Exercise task
Every line of the data must be copied exactly.

Input records
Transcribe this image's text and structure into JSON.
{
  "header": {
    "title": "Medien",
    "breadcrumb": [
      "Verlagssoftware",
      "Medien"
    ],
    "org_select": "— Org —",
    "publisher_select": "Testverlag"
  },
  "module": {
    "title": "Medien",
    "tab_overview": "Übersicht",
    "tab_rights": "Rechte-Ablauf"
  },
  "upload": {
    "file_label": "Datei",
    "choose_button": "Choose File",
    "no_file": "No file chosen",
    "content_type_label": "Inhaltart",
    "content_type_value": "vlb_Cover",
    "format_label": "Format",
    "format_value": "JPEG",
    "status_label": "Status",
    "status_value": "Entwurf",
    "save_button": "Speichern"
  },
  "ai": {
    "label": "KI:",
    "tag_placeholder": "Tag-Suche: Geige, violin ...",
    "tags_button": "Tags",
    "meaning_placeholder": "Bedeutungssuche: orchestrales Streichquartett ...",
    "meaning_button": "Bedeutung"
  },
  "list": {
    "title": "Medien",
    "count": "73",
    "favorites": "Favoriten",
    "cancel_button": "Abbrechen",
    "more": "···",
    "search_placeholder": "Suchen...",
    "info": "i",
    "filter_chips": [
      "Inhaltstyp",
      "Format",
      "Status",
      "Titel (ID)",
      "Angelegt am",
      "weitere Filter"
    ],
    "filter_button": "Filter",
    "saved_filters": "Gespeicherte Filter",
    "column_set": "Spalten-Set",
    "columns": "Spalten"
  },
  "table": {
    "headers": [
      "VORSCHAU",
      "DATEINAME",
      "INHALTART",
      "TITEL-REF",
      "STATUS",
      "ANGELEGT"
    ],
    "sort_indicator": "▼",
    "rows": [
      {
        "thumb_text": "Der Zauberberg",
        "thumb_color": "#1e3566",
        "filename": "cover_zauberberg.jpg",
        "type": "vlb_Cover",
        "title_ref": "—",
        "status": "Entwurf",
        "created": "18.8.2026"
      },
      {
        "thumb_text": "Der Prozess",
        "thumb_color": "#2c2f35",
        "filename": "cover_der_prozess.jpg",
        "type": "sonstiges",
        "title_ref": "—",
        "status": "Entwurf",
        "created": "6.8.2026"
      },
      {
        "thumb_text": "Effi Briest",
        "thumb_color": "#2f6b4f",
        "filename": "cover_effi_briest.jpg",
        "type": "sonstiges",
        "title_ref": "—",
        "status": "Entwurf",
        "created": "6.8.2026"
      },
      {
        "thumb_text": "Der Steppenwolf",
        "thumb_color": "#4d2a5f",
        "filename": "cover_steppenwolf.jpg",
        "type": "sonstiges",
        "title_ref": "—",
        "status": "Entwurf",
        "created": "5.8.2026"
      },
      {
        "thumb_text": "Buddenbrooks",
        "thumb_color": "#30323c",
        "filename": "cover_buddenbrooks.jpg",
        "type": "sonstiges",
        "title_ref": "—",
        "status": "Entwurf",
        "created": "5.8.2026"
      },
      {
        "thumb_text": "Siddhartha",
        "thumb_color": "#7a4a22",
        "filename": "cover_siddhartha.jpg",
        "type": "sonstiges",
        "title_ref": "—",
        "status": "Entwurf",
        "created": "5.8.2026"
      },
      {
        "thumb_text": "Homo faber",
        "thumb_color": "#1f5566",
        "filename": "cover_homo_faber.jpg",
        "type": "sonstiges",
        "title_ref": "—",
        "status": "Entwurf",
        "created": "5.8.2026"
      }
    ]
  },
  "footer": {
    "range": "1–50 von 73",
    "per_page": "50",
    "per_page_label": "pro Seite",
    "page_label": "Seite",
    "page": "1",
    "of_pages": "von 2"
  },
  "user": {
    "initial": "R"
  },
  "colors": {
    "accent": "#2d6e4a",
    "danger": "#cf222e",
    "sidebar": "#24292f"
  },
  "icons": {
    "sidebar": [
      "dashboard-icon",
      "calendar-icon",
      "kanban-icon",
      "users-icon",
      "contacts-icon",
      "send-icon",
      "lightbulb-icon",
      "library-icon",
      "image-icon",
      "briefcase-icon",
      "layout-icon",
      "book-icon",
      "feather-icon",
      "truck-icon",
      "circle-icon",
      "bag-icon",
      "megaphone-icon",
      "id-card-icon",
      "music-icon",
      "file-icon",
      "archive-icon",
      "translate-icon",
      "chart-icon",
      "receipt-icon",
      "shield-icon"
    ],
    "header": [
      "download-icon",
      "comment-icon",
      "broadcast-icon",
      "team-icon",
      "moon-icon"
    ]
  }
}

Reply to the task
Transcribe this image's text and structure into JSON.
{
  "header": {
    "title": "Medien",
    "breadcrumb": [
      "Verlagssoftware",
      "Medien"
    ],
    "org_select": "— Org —",
    "publisher_select": "Testverlag"
  },
  "module": {
    "title": "Medien",
    "tab_overview": "Übersicht",
    "tab_rights": "Rechte-Ablauf"
  },
  "upload": {
    "file_label": "Datei",
    "choose_button": "Choose File",
    "no_file": "No file chosen",
    "content_type_label": "Inhaltart",
    "content_type_value": "vlb_Cover",
    "format_label": "Format",
    "format_value": "JPEG",
    "status_label": "Status",
    "status_value": "Entwurf",
    "save_button": "Speichern"
  },
  "ai": {
    "label": "KI:",
    "tag_placeholder": "Tag-Suche: Geige, violin ...",
    "tags_button": "Tags",
    "meaning_placeholder": "Bedeutungssuche: orchestrales Streichquartett ...",
    "meaning_button": "Bedeutung"
  },
  "list": {
    "title": "Medien",
    "count": "73",
    "favorites": "Favoriten",
    "cancel_button": "Abbrechen",
    "more": "···",
    "search_placeholder": "Suchen...",
    "info": "i",
    "filter_chips": [
      "Inhaltstyp",
      "Format",
      "Status",
      "Titel (ID)",
      "Angelegt am",
      "weitere Filter"
    ],
    "filter_button": "Filter",
    "saved_filters": "Gespeicherte Filter",
    "column_set": "Spalten-Set",
    "columns": "Spalten"
  },
  "table": {
    "headers": [
      "VORSCHAU",
      "DATEINAME",
      "INHALTART",
      "TITEL-REF",
      "STATUS",
      "ANGELEGT"
    ],
    "sort_indicator": "▼",
    "rows": [
      {
        "thumb_text": "Der Zauberberg",
        "thumb_color": "#1e3566",
        "filename": "cover_zauberberg.jpg",
        "type": "vlb_Cover",
        "title_ref": "—",
        "status": "Entwurf",
        "created": "18.8.2026"
      },
      {
        "thumb_text": "Der Prozess",
        "thumb_color": "#2c2f35",
        "filename": "cover_der_prozess.jpg",
        "type": "sonstiges",
        "title_ref": "—",
        "status": "Entwurf",
        "created": "6.8.2026"
      },
      {
        "thumb_text": "Effi Briest",
        "thumb_color": "#2f6b4f",
        "filename": "cover_effi_briest.jpg",
        "type": "sonstiges",
        "title_ref": "—",
        "status": "Entwurf",
        "created": "6.8.2026"
      },
      {
        "thumb_text": "Der Steppenwolf",
        "thumb_color": "#4d2a5f",
        "filename": "cover_steppenwolf.jpg",
        "type": "sonstiges",
        "title_ref": "—",
        "status": "Entwurf",
        "created": "5.8.2026"
      },
      {
        "thumb_text": "Buddenbrooks",
        "thumb_color": "#30323c",
        "filename": "cover_buddenbrooks.jpg",
        "type": "sonstiges",
        "title_ref": "—",
        "status": "Entwurf",
        "created": "5.8.2026"
      },
      {
        "thumb_text": "Siddhartha",
        "thumb_color": "#7a4a22",
        "filename": "cover_siddhartha.jpg",
        "type": "sonstiges",
        "title_ref": "—",
        "status": "Entwurf",
        "created": "5.8.2026"
      },
      {
        "thumb_text": "Homo faber",
        "thumb_color": "#1f5566",
        "filename": "cover_homo_faber.jpg",
        "type": "sonstiges",
        "title_ref": "—",
        "status": "Entwurf",
        "created": "5.8.2026"
      }
    ]
  },
  "footer": {
    "range": "1–50 von 73",
    "per_page": "50",
    "per_page_label": "pro Seite",
    "page_label": "Seite",
    "page": "1",
    "of_pages": "von 2"
  },
  "user": {
    "initial": "R"
  },
  "colors": {
    "accent": "#2d6e4a",
    "danger": "#cf222e",
    "sidebar": "#24292f"
  },
  "icons": {
    "sidebar": [
      "dashboard-icon",
      "calendar-icon",
      "kanban-icon",
      "users-icon",
      "contacts-icon",
      "send-icon",
      "lightbulb-icon",
      "library-icon",
      "image-icon",
      "briefcase-icon",
      "layout-icon",
      "book-icon",
      "feather-icon",
      "truck-icon",
      "circle-icon",
      "bag-icon",
      "megaphone-icon",
      "id-card-icon",
      "music-icon",
      "file-icon",
      "archive-icon",
      "translate-icon",
      "chart-icon",
      "receipt-icon",
      "shield-icon"
    ],
    "header": [
      "download-icon",
      "comment-icon",
      "broadcast-icon",
      "team-icon",
      "moon-icon"
    ]
  }
}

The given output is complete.